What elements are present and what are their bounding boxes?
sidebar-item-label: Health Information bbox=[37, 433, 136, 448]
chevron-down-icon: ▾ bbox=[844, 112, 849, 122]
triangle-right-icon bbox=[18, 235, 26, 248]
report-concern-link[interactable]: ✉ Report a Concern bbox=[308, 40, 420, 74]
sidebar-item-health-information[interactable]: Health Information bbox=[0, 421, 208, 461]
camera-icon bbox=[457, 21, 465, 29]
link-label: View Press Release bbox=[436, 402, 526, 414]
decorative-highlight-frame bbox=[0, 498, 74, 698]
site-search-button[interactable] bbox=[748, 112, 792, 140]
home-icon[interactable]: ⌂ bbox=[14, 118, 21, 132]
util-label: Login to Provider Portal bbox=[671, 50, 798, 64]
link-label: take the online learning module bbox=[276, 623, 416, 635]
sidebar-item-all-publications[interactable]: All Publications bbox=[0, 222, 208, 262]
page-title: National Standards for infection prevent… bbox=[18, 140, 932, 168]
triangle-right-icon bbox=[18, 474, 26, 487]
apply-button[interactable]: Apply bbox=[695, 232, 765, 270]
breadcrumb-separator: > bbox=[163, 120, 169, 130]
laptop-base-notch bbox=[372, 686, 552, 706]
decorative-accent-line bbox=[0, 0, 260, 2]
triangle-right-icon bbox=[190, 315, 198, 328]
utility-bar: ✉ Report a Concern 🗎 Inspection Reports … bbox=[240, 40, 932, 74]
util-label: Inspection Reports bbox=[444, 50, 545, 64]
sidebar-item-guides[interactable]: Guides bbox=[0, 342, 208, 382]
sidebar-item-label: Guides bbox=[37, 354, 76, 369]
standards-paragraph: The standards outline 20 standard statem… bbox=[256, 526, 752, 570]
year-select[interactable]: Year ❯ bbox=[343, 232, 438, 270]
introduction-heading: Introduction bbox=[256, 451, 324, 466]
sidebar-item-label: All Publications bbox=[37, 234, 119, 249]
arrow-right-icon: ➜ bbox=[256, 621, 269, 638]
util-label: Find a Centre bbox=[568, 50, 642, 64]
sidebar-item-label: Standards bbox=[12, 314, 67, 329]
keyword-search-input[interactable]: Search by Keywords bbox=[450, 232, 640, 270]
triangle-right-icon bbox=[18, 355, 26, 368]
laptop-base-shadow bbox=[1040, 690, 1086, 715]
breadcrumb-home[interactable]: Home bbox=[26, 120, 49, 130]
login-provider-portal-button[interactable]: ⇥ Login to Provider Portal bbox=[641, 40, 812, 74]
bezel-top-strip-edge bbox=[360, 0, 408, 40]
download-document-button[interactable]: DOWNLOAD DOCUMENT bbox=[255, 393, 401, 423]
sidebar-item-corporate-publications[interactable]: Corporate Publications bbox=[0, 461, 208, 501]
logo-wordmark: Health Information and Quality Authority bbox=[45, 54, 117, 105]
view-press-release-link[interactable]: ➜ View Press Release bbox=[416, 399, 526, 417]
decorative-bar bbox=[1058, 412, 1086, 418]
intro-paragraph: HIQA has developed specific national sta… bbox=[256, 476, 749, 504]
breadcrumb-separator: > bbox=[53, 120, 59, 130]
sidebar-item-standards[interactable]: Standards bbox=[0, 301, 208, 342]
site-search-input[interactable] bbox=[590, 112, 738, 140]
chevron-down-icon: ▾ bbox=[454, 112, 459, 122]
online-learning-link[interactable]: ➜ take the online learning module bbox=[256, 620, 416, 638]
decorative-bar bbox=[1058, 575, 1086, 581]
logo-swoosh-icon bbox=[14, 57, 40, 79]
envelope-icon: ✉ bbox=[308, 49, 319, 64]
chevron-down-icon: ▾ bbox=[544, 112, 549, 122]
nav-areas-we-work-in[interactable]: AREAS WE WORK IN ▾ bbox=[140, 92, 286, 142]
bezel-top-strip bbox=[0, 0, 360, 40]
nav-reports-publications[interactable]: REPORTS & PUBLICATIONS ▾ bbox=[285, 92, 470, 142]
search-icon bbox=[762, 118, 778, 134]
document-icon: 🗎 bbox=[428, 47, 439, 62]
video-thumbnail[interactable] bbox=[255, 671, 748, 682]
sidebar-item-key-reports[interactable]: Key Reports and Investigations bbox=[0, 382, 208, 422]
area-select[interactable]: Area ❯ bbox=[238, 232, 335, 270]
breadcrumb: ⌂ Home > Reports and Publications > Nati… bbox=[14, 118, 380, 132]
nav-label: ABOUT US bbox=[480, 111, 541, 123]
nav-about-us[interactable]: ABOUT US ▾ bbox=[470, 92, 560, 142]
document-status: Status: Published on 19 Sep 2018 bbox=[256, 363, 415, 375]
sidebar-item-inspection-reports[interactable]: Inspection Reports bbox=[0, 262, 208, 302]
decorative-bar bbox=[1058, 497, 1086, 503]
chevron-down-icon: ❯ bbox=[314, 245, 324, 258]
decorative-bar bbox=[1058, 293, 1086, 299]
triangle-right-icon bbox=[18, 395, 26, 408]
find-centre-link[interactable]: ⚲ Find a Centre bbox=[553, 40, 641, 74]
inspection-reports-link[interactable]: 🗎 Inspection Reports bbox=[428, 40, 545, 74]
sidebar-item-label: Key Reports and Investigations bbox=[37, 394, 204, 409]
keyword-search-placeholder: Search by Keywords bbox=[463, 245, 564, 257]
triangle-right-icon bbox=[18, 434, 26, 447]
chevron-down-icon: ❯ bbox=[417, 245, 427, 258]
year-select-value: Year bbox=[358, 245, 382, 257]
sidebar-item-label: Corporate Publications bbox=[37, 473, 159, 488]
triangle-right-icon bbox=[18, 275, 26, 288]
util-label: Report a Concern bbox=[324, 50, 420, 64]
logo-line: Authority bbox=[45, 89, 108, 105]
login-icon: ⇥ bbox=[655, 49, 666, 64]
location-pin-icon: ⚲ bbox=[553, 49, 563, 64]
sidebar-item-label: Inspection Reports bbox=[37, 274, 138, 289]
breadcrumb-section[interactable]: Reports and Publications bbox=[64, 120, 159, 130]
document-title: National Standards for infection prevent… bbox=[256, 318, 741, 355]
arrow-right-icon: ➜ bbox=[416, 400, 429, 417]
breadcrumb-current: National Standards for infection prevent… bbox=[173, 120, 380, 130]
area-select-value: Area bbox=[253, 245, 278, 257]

Instructions to follow: Write out the listing above again, substituting "Audit Reports" for each occurrence of "Inspection Reports" and keeping everything else the same.

In response:
What elements are present and what are their bounding boxes?
sidebar-item-label: Health Information bbox=[37, 433, 136, 448]
chevron-down-icon: ▾ bbox=[844, 112, 849, 122]
triangle-right-icon bbox=[18, 235, 26, 248]
report-concern-link[interactable]: ✉ Report a Concern bbox=[308, 40, 420, 74]
sidebar-item-health-information[interactable]: Health Information bbox=[0, 421, 208, 461]
camera-icon bbox=[457, 21, 465, 29]
link-label: View Press Release bbox=[436, 402, 526, 414]
decorative-highlight-frame bbox=[0, 498, 74, 698]
site-search-button[interactable] bbox=[748, 112, 792, 140]
home-icon[interactable]: ⌂ bbox=[14, 118, 21, 132]
util-label: Login to Provider Portal bbox=[671, 50, 798, 64]
link-label: take the online learning module bbox=[276, 623, 416, 635]
sidebar-item-all-publications[interactable]: All Publications bbox=[0, 222, 208, 262]
page-title: National Standards for infection prevent… bbox=[18, 140, 932, 168]
triangle-right-icon bbox=[18, 474, 26, 487]
apply-button[interactable]: Apply bbox=[695, 232, 765, 270]
breadcrumb-separator: > bbox=[163, 120, 169, 130]
laptop-base-notch bbox=[372, 686, 552, 706]
decorative-accent-line bbox=[0, 0, 260, 2]
triangle-right-icon bbox=[190, 315, 198, 328]
utility-bar: ✉ Report a Concern 🗎 Audit Reports … bbox=[240, 40, 932, 74]
util-label: Audit Reports bbox=[444, 50, 545, 64]
sidebar-item-guides[interactable]: Guides bbox=[0, 342, 208, 382]
sidebar-item-label: Guides bbox=[37, 354, 76, 369]
standards-paragraph: The standards outline 20 standard statem… bbox=[256, 526, 752, 570]
year-select[interactable]: Year ❯ bbox=[343, 232, 438, 270]
introduction-heading: Introduction bbox=[256, 451, 324, 466]
sidebar-item-label: All Publications bbox=[37, 234, 119, 249]
arrow-right-icon: ➜ bbox=[256, 621, 269, 638]
util-label: Find a Centre bbox=[568, 50, 642, 64]
sidebar-item-label: Standards bbox=[12, 314, 67, 329]
keyword-search-input[interactable]: Search by Keywords bbox=[450, 232, 640, 270]
triangle-right-icon bbox=[18, 355, 26, 368]
laptop-base-shadow bbox=[1040, 690, 1086, 715]
breadcrumb-home[interactable]: Home bbox=[26, 120, 49, 130]
login-provider-portal-button[interactable]: ⇥ Login to Provider Portal bbox=[641, 40, 812, 74]
bezel-top-strip-edge bbox=[360, 0, 408, 40]
download-document-button[interactable]: DOWNLOAD DOCUMENT bbox=[255, 393, 401, 423]
sidebar-item-corporate-publications[interactable]: Corporate Publications bbox=[0, 461, 208, 501]
logo-wordmark: Health Information and Quality Authority bbox=[45, 54, 117, 105]
view-press-release-link[interactable]: ➜ View Press Release bbox=[416, 399, 526, 417]
decorative-bar bbox=[1058, 412, 1086, 418]
intro-paragraph: HIQA has developed specific national sta… bbox=[256, 476, 749, 504]
breadcrumb-separator: > bbox=[53, 120, 59, 130]
sidebar-item-standards[interactable]: Standards bbox=[0, 301, 208, 342]
site-search-input[interactable] bbox=[590, 112, 738, 140]
chevron-down-icon: ▾ bbox=[454, 112, 459, 122]
online-learning-link[interactable]: ➜ take the online learning module bbox=[256, 620, 416, 638]
decorative-bar bbox=[1058, 575, 1086, 581]
logo-swoosh-icon bbox=[14, 57, 40, 79]
envelope-icon: ✉ bbox=[308, 49, 319, 64]
chevron-down-icon: ▾ bbox=[544, 112, 549, 122]
nav-areas-we-work-in[interactable]: AREAS WE WORK IN ▾ bbox=[140, 92, 286, 142]
bezel-top-strip bbox=[0, 0, 360, 40]
nav-reports-publications[interactable]: REPORTS & PUBLICATIONS ▾ bbox=[285, 92, 470, 142]
search-icon bbox=[762, 118, 778, 134]
document-icon: 🗎 bbox=[428, 47, 439, 62]
video-thumbnail[interactable] bbox=[255, 671, 748, 682]
sidebar-item-key-reports[interactable]: Key Reports and Investigations bbox=[0, 382, 208, 422]
area-select[interactable]: Area ❯ bbox=[238, 232, 335, 270]
breadcrumb: ⌂ Home > Reports and Publications > Nati… bbox=[14, 118, 380, 132]
nav-label: ABOUT US bbox=[480, 111, 541, 123]
nav-about-us[interactable]: ABOUT US ▾ bbox=[470, 92, 560, 142]
document-status: Status: Published on 19 Sep 2018 bbox=[256, 363, 415, 375]
sidebar-item-inspection-reports[interactable]: Audit Reports bbox=[0, 262, 208, 302]
decorative-bar bbox=[1058, 497, 1086, 503]
chevron-down-icon: ❯ bbox=[314, 245, 324, 258]
decorative-bar bbox=[1058, 293, 1086, 299]
triangle-right-icon bbox=[18, 395, 26, 408]
find-centre-link[interactable]: ⚲ Find a Centre bbox=[553, 40, 641, 74]
inspection-reports-link[interactable]: 🗎 Audit Reports bbox=[428, 40, 545, 74]
sidebar-item-label: Key Reports and Investigations bbox=[37, 394, 204, 409]
keyword-search-placeholder: Search by Keywords bbox=[463, 245, 564, 257]
triangle-right-icon bbox=[18, 434, 26, 447]
chevron-down-icon: ❯ bbox=[417, 245, 427, 258]
year-select-value: Year bbox=[358, 245, 382, 257]
sidebar-item-label: Corporate Publications bbox=[37, 473, 159, 488]
triangle-right-icon bbox=[18, 275, 26, 288]
util-label: Report a Concern bbox=[324, 50, 420, 64]
logo-line: Authority bbox=[45, 89, 108, 105]
login-icon: ⇥ bbox=[655, 49, 666, 64]
location-pin-icon: ⚲ bbox=[553, 49, 563, 64]
sidebar-item-label: Audit Reports bbox=[37, 274, 138, 289]
breadcrumb-section[interactable]: Reports and Publications bbox=[64, 120, 159, 130]
document-title: National Standards for infection prevent… bbox=[256, 318, 741, 355]
arrow-right-icon: ➜ bbox=[416, 400, 429, 417]
breadcrumb-current: National Standards for infection prevent… bbox=[173, 120, 380, 130]
area-select-value: Area bbox=[253, 245, 278, 257]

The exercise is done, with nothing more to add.